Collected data
↓↓↓

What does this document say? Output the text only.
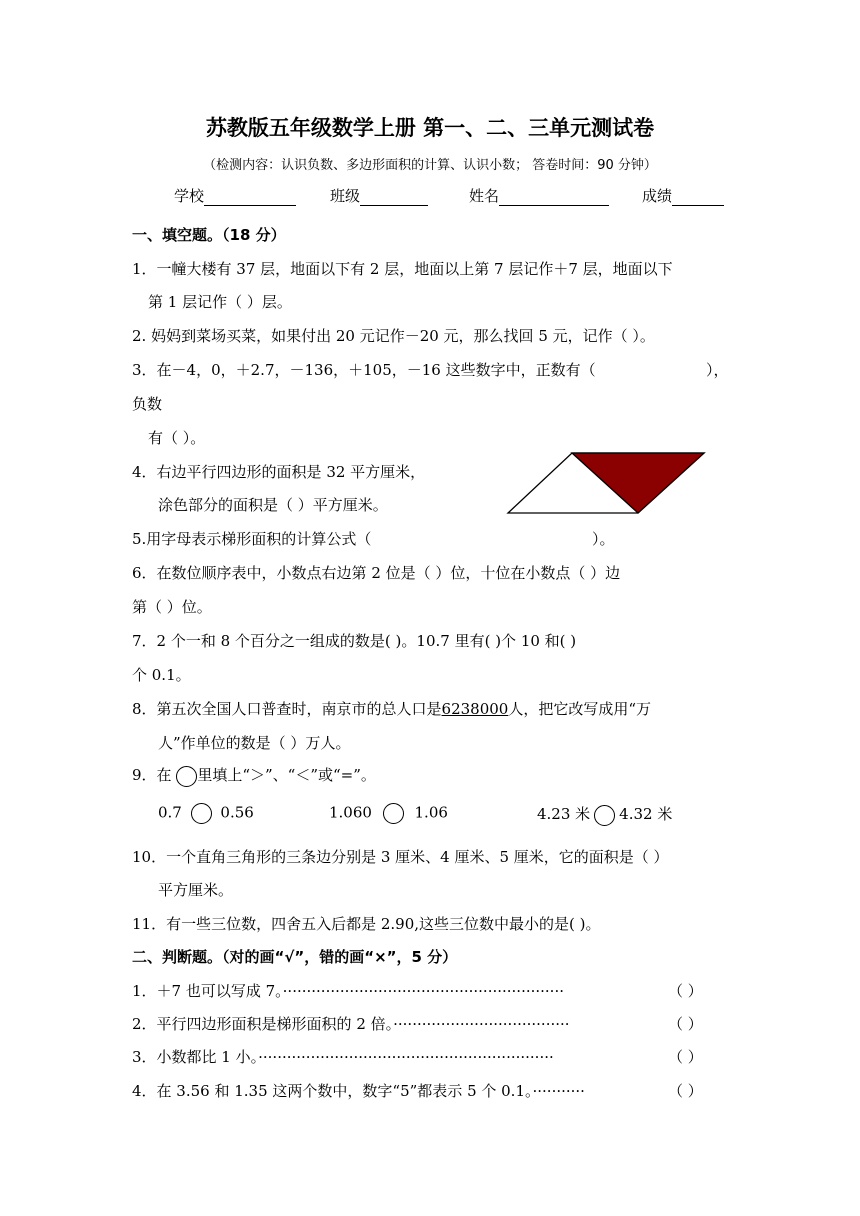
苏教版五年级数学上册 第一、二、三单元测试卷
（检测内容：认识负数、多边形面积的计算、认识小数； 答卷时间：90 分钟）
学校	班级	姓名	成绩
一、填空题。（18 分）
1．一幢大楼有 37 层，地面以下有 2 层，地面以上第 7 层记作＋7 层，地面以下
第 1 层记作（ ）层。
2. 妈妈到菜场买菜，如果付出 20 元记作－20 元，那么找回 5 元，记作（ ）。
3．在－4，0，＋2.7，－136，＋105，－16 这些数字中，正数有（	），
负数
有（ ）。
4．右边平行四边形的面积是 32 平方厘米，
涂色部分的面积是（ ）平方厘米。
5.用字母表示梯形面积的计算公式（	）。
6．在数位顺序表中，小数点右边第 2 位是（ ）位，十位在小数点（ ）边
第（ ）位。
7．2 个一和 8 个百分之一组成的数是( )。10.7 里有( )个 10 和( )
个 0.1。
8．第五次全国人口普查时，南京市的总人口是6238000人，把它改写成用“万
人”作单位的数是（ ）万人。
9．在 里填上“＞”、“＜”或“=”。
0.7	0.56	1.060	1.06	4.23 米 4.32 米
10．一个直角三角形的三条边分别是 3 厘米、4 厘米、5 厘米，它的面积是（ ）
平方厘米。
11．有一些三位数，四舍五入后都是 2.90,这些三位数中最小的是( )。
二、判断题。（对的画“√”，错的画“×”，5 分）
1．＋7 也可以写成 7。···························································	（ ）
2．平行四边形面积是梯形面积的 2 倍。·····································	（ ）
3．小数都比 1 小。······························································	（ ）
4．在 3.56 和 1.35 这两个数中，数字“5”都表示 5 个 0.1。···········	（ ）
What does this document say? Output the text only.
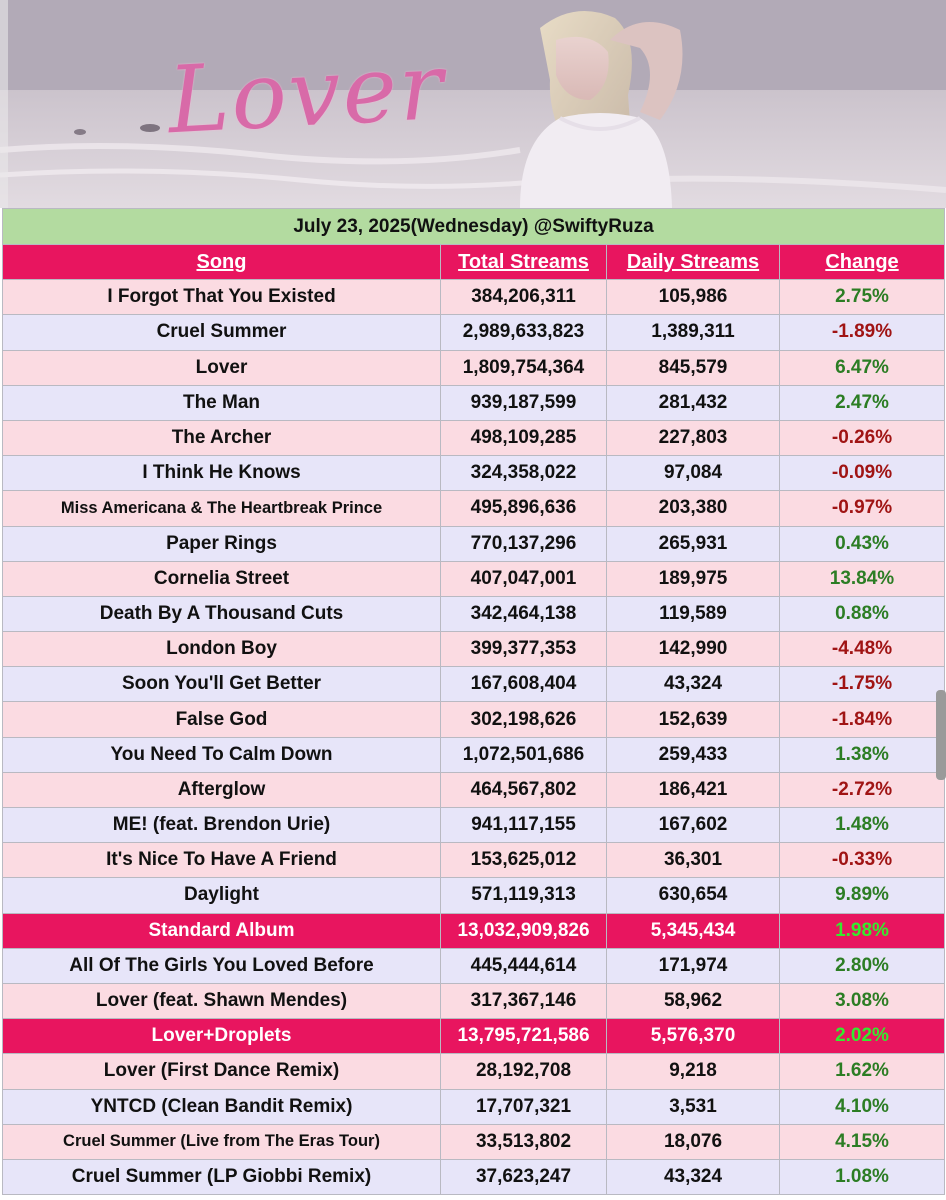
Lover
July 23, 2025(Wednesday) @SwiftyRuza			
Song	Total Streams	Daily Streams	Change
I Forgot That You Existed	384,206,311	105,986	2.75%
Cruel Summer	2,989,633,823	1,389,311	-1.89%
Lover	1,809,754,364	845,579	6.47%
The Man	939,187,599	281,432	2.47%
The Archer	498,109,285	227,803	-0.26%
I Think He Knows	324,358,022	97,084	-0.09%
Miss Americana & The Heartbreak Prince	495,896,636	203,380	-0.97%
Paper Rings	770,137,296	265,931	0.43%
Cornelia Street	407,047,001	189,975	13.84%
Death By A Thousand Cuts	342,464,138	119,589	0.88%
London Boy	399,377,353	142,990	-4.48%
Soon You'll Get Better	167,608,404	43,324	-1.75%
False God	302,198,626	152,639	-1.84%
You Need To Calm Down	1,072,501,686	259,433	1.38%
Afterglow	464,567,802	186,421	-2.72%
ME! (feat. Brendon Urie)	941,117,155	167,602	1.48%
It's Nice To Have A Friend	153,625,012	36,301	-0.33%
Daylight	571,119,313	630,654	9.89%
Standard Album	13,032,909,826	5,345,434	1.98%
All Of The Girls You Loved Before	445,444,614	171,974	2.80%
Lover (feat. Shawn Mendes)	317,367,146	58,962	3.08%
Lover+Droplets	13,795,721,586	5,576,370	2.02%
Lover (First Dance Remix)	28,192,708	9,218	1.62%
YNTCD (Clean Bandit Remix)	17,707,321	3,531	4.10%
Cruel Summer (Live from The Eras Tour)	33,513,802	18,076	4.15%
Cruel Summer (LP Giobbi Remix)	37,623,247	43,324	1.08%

↑↑↑
↓↓↓

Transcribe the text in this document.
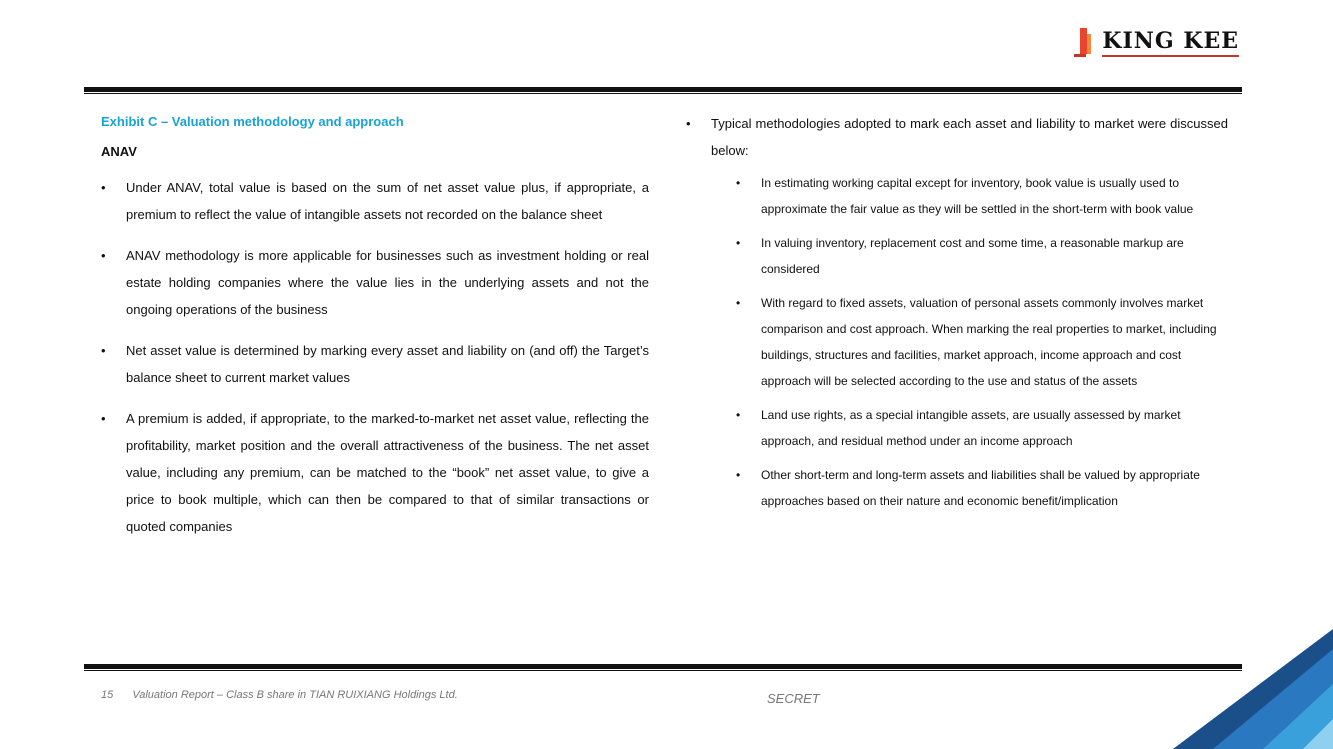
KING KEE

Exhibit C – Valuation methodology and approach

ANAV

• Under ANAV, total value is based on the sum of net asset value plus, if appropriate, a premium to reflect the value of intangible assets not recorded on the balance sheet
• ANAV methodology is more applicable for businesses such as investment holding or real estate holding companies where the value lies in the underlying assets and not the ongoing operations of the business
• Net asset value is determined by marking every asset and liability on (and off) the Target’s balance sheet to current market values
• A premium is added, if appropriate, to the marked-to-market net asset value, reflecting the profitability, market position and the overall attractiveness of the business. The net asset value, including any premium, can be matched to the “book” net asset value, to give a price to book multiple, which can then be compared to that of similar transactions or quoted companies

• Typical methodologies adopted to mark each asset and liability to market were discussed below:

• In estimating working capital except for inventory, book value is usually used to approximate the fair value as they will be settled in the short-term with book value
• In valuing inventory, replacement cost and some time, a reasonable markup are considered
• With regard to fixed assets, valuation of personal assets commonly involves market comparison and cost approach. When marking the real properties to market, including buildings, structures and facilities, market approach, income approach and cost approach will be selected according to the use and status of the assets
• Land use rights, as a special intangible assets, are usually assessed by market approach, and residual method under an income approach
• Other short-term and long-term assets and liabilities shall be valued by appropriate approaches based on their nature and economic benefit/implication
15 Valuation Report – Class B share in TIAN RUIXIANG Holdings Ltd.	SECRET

↑↑↑

Exercise
Where a line in the material above holds "inventory", copy that line.

Result of this task
• In estimating working capital except for inventory, book value is usually used to approximate the fair value as they will be settled in the short-term with book value
• In valuing inventory, replacement cost and some time, a reasonable markup are considered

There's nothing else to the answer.